» Dataset records on visual material:
+---+

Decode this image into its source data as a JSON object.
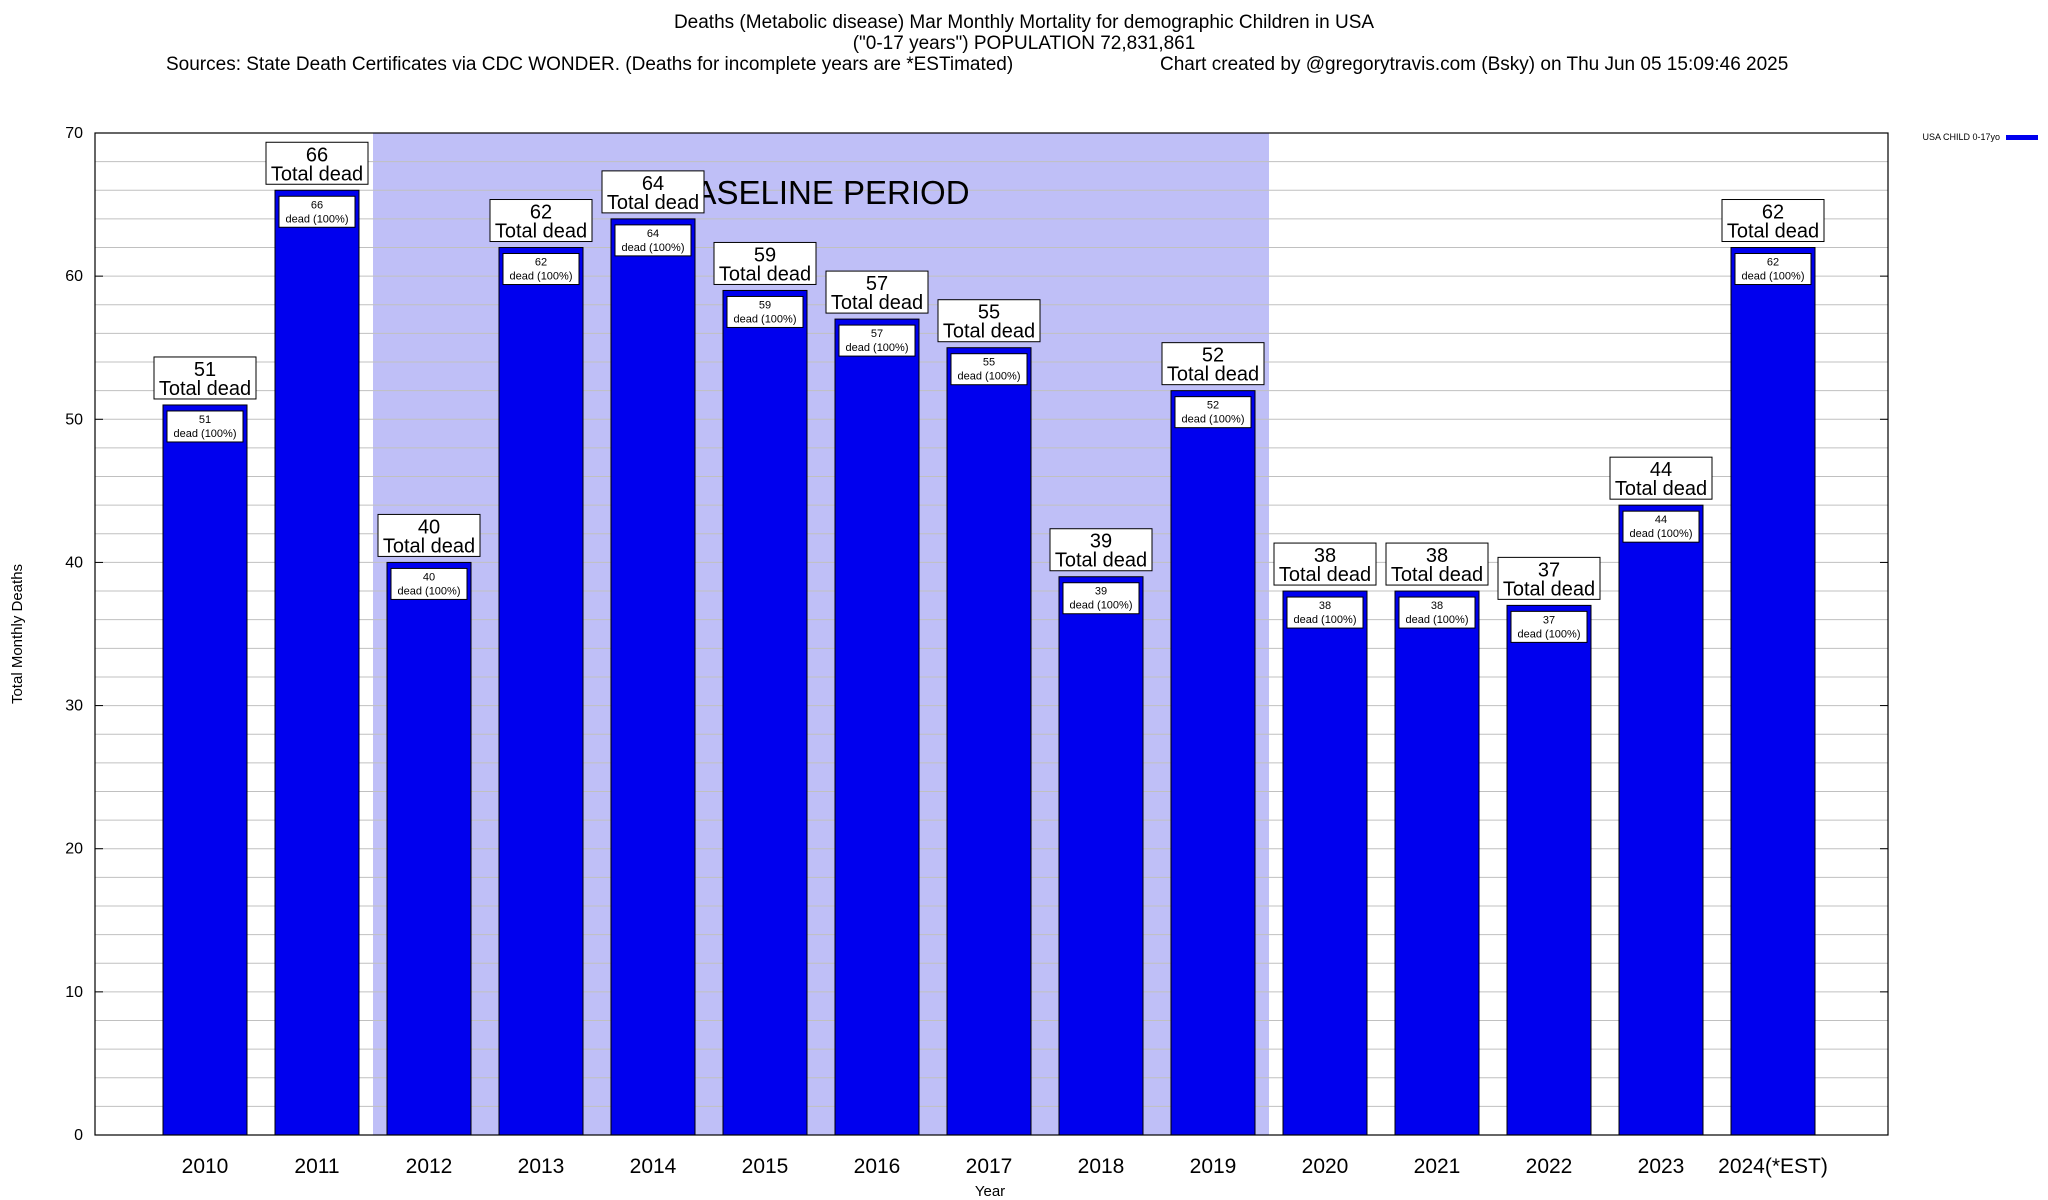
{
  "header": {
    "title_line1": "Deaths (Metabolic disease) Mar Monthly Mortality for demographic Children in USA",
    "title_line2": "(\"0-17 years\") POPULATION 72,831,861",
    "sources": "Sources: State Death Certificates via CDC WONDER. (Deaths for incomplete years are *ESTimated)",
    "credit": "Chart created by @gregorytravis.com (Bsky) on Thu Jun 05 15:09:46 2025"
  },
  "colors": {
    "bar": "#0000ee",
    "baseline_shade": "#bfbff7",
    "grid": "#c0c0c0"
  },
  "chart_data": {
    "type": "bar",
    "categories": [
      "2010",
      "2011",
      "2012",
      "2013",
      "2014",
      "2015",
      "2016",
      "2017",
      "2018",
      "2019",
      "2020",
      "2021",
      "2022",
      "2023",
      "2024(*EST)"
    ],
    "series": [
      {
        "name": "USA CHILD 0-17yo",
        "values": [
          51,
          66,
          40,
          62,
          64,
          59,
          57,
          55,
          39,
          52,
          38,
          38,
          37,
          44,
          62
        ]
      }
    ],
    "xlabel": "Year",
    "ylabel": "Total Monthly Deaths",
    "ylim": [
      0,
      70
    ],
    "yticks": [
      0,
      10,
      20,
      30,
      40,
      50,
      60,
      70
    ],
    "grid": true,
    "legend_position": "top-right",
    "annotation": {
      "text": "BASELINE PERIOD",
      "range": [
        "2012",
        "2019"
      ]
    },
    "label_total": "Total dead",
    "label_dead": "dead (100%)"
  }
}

+---+

» TASK BRIEF: Copy out all lines above that include the string "years".

» CORRECT ANSWER:
    "title_line2": "(\"0-17 years\") POPULATION 72,831,861",
    "sources": "Sources: State Death Certificates via CDC WONDER. (Deaths for incomplete years are *ESTimated)",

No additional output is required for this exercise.